To do:
Each line below should be reproduced without any alteration.

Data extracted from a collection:
++++++++
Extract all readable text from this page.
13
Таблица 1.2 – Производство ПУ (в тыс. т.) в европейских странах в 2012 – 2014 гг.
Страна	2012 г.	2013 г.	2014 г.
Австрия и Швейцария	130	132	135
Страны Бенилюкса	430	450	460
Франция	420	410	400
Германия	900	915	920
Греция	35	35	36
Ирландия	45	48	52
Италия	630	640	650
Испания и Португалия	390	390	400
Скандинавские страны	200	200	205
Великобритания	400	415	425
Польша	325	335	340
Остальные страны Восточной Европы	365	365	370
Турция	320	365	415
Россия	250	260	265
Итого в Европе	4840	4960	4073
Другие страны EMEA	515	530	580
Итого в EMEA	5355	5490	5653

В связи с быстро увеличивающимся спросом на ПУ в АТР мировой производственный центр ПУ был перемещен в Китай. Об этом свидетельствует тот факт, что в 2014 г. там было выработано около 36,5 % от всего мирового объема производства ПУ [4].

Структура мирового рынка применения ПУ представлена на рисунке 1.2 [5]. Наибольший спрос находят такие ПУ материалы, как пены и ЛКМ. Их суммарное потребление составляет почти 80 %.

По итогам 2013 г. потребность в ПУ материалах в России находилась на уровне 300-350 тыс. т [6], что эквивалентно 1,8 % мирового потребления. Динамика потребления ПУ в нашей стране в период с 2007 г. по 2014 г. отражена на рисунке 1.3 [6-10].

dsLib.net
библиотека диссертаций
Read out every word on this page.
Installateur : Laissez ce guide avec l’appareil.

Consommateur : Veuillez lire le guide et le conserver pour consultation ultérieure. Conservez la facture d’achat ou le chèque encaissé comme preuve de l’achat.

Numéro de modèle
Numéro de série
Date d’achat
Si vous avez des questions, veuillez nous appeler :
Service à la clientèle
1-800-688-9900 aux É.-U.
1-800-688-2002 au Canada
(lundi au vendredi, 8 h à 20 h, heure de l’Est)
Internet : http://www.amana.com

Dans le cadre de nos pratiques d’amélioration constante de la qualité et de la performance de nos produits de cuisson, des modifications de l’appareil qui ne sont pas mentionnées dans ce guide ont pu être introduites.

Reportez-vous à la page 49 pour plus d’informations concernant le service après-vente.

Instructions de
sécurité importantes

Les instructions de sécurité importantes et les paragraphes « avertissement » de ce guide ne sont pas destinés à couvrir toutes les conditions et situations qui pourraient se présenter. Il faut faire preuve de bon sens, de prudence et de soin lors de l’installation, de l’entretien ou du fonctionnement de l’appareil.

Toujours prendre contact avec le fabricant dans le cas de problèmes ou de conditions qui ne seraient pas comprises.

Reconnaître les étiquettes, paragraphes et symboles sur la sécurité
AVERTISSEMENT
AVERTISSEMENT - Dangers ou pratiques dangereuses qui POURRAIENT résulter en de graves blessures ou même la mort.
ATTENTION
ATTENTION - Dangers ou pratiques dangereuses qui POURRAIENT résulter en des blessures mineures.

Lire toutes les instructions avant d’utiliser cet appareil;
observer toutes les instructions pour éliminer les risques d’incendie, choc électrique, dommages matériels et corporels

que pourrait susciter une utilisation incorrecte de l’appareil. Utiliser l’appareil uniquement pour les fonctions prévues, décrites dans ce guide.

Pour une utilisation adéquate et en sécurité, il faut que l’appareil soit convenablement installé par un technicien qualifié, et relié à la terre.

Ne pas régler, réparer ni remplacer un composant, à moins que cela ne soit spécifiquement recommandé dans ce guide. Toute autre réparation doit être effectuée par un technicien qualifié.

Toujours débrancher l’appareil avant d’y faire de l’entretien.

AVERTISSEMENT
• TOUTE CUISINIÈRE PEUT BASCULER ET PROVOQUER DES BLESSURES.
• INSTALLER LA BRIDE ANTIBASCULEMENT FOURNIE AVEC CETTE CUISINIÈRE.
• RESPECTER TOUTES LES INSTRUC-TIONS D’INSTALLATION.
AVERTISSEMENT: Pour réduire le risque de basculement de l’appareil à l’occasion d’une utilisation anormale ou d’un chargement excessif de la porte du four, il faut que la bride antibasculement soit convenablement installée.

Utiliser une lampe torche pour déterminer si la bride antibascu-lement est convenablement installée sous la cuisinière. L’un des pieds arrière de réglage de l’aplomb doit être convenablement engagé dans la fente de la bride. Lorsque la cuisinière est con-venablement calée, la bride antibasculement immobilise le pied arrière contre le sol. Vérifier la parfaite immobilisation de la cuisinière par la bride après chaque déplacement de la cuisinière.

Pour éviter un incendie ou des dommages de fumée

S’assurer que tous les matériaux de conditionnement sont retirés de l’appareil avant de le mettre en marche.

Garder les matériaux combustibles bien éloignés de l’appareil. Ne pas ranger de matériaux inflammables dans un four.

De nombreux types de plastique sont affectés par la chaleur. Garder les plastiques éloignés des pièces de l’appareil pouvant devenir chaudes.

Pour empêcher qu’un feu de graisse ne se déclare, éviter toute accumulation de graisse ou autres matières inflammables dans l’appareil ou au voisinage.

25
++++++++
Final result:
Extract all readable text from this page.
13
Таблица 1.2 – Производство ПУ (в тыс. т.) в европейских странах в 2012 – 2014 гг.
Страна	2012 г.	2013 г.	2014 г.
Австрия и Швейцария	130	132	135
Страны Бенилюкса	430	450	460
Франция	420	410	400
Германия	900	915	920
Греция	35	35	36
Ирландия	45	48	52
Италия	630	640	650
Испания и Португалия	390	390	400
Скандинавские страны	200	200	205
Великобритания	400	415	425
Польша	325	335	340
Остальные страны Восточной Европы	365	365	370
Турция	320	365	415
Россия	250	260	265
Итого в Европе	4840	4960	4073
Другие страны EMEA	515	530	580
Итого в EMEA	5355	5490	5653

В связи с быстро увеличивающимся спросом на ПУ в АТР мировой производственный центр ПУ был перемещен в Китай. Об этом свидетельствует тот факт, что в 2014 г. там было выработано около 36,5 % от всего мирового объема производства ПУ [4].

Структура мирового рынка применения ПУ представлена на рисунке 1.2 [5]. Наибольший спрос находят такие ПУ материалы, как пены и ЛКМ. Их суммарное потребление составляет почти 80 %.

По итогам 2013 г. потребность в ПУ материалах в России находилась на уровне 300-350 тыс. т [6], что эквивалентно 1,8 % мирового потребления. Динамика потребления ПУ в нашей стране в период с 2007 г. по 2014 г. отражена на рисунке 1.3 [6-10].

dsLib.net
библиотека диссертаций
Read out every word on this page.
Installateur : Laissez ce guide avec l’appareil.

Consommateur : Veuillez lire le guide et le conserver pour consultation ultérieure. Conservez la facture d’achat ou le chèque encaissé comme preuve de l’achat.

Numéro de modèle
Numéro de série
Date d’achat
Si vous avez des questions, veuillez nous appeler :
Service à la clientèle
1-800-688-9900 aux É.-U.
1-800-688-2002 au Canada
(lundi au vendredi, 8 h à 20 h, heure de l’Est)
Internet : http://www.amana.com

Dans le cadre de nos pratiques d’amélioration constante de la qualité et de la performance de nos produits de cuisson, des modifications de l’appareil qui ne sont pas mentionnées dans ce guide ont pu être introduites.

Reportez-vous à la page 49 pour plus d’informations concernant le service après-vente.

Instructions de
sécurité importantes

Les instructions de sécurité importantes et les paragraphes « avertissement » de ce guide ne sont pas destinés à couvrir toutes les conditions et situations qui pourraient se présenter. Il faut faire preuve de bon sens, de prudence et de soin lors de l’installation, de l’entretien ou du fonctionnement de l’appareil.

Toujours prendre contact avec le fabricant dans le cas de problèmes ou de conditions qui ne seraient pas comprises.

Reconnaître les étiquettes, paragraphes et symboles sur la sécurité
AVERTISSEMENT
AVERTISSEMENT - Dangers ou pratiques dangereuses qui POURRAIENT résulter en de graves blessures ou même la mort.
ATTENTION
ATTENTION - Dangers ou pratiques dangereuses qui POURRAIENT résulter en des blessures mineures.

Lire toutes les instructions avant d’utiliser cet appareil;
observer toutes les instructions pour éliminer les risques d’incendie, choc électrique, dommages matériels et corporels

que pourrait susciter une utilisation incorrecte de l’appareil. Utiliser l’appareil uniquement pour les fonctions prévues, décrites dans ce guide.

Pour une utilisation adéquate et en sécurité, il faut que l’appareil soit convenablement installé par un technicien qualifié, et relié à la terre.

Ne pas régler, réparer ni remplacer un composant, à moins que cela ne soit spécifiquement recommandé dans ce guide. Toute autre réparation doit être effectuée par un technicien qualifié.

Toujours débrancher l’appareil avant d’y faire de l’entretien.

AVERTISSEMENT
• TOUTE CUISINIÈRE PEUT BASCULER ET PROVOQUER DES BLESSURES.
• INSTALLER LA BRIDE ANTIBASCULEMENT FOURNIE AVEC CETTE CUISINIÈRE.
• RESPECTER TOUTES LES INSTRUC-TIONS D’INSTALLATION.
AVERTISSEMENT: Pour réduire le risque de basculement de l’appareil à l’occasion d’une utilisation anormale ou d’un chargement excessif de la porte du four, il faut que la bride antibasculement soit convenablement installée.

Utiliser une lampe torche pour déterminer si la bride antibascu-lement est convenablement installée sous la cuisinière. L’un des pieds arrière de réglage de l’aplomb doit être convenablement engagé dans la fente de la bride. Lorsque la cuisinière est con-venablement calée, la bride antibasculement immobilise le pied arrière contre le sol. Vérifier la parfaite immobilisation de la cuisinière par la bride après chaque déplacement de la cuisinière.

Pour éviter un incendie ou des dommages de fumée

S’assurer que tous les matériaux de conditionnement sont retirés de l’appareil avant de le mettre en marche.

Garder les matériaux combustibles bien éloignés de l’appareil. Ne pas ranger de matériaux inflammables dans un four.

De nombreux types de plastique sont affectés par la chaleur. Garder les plastiques éloignés des pièces de l’appareil pouvant devenir chaudes.

Pour empêcher qu’un feu de graisse ne se déclare, éviter toute accumulation de graisse ou autres matières inflammables dans l’appareil ou au voisinage.

25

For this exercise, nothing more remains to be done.